▸ Working data
------
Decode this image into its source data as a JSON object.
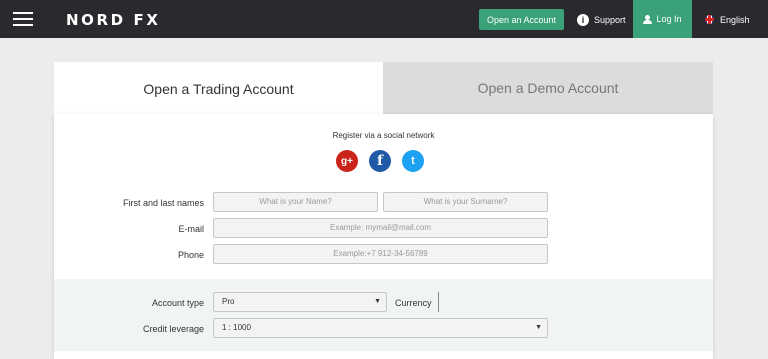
{
  "header": {
    "logo": "NORD FX",
    "open_account_label": "Open an Account",
    "support_label": "Support",
    "support_icon_glyph": "i",
    "login_label": "Log In",
    "language_label": "English"
  },
  "tabs": [
    {
      "label": "Open a Trading Account",
      "active": true
    },
    {
      "label": "Open a Demo Account",
      "active": false
    }
  ],
  "social": {
    "title": "Register via a social network",
    "google_glyph": "g+",
    "facebook_glyph": "f",
    "twitter_glyph": "t"
  },
  "form": {
    "name_label": "First and last names",
    "first_name_placeholder": "What is your Name?",
    "surname_placeholder": "What is your Surname?",
    "email_label": "E-mail",
    "email_placeholder": "Example: mymail@mail.com",
    "phone_label": "Phone",
    "phone_placeholder": "Example:+7 912-34-56789",
    "account_type_label": "Account type",
    "account_type_value": "Pro",
    "currency_label": "Currency",
    "leverage_label": "Credit leverage",
    "leverage_value": "1 : 1000",
    "caret_glyph": "▼"
  },
  "colors": {
    "header_bg": "#2a2a2e",
    "accent_green": "#3aa178",
    "page_bg": "#ececec"
  }
}
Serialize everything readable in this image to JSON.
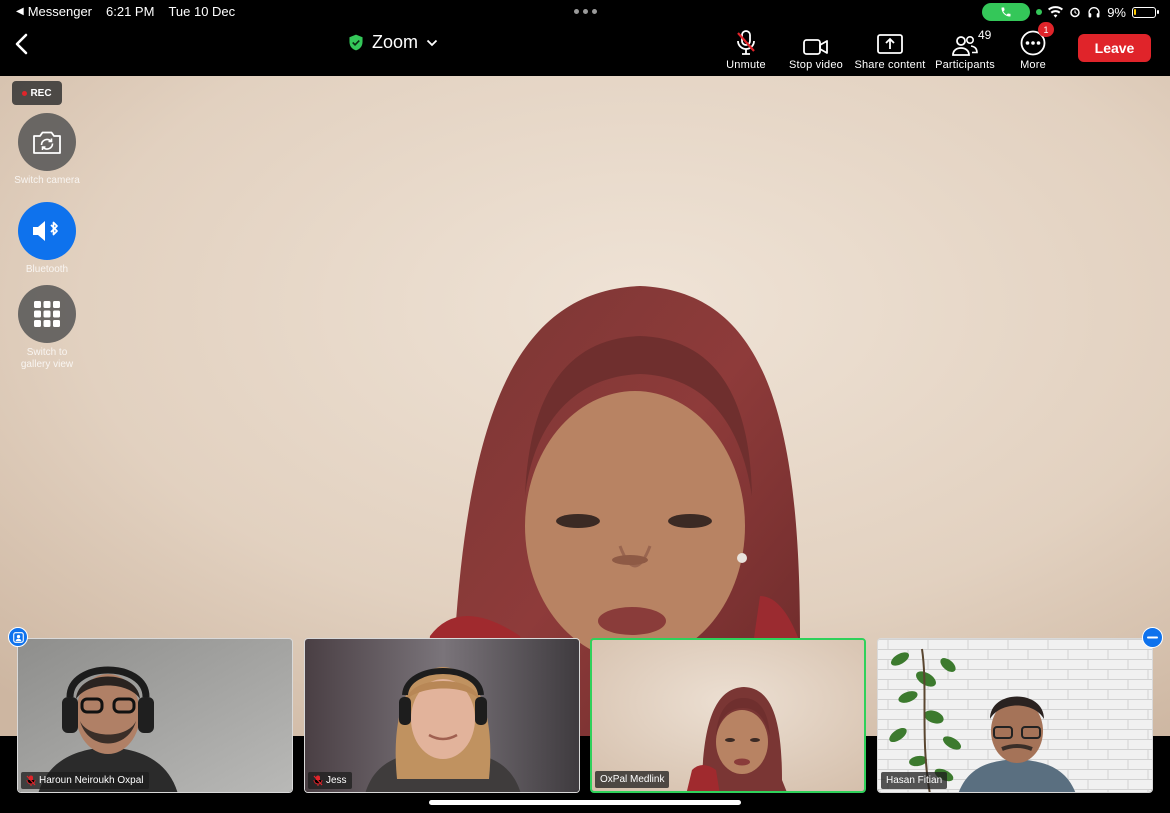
{
  "status_bar": {
    "back_app": "Messenger",
    "time": "6:21 PM",
    "date": "Tue 10 Dec",
    "battery": "9%",
    "battery_level": 0.09
  },
  "toolbar": {
    "title": "Zoom",
    "unmute_label": "Unmute",
    "stop_video_label": "Stop video",
    "share_label": "Share content",
    "participants_label": "Participants",
    "participants_count": "49",
    "more_label": "More",
    "more_badge": "1",
    "leave_label": "Leave"
  },
  "recording": {
    "label": "REC"
  },
  "side_controls": {
    "switch_camera": "Switch camera",
    "bluetooth": "Bluetooth",
    "gallery_line1": "Switch to",
    "gallery_line2": "gallery view"
  },
  "participants": [
    {
      "name": "Haroun Neiroukh Oxpal",
      "muted": true
    },
    {
      "name": "Jess",
      "muted": true
    },
    {
      "name": "OxPal Medlink",
      "muted": false,
      "active": true
    },
    {
      "name": "Hasan Fitian",
      "muted": false
    }
  ],
  "colors": {
    "leave": "#e0242a",
    "accent_blue": "#0e72ed",
    "active_speaker": "#2fd15b",
    "secure": "#34c759"
  }
}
------
▸ Exercise
Identify and copy all lines with the word "your".

▸ Exercise solution
    "first_name_placeholder": "What is your Name?",
    "surname_placeholder": "What is your Surname?",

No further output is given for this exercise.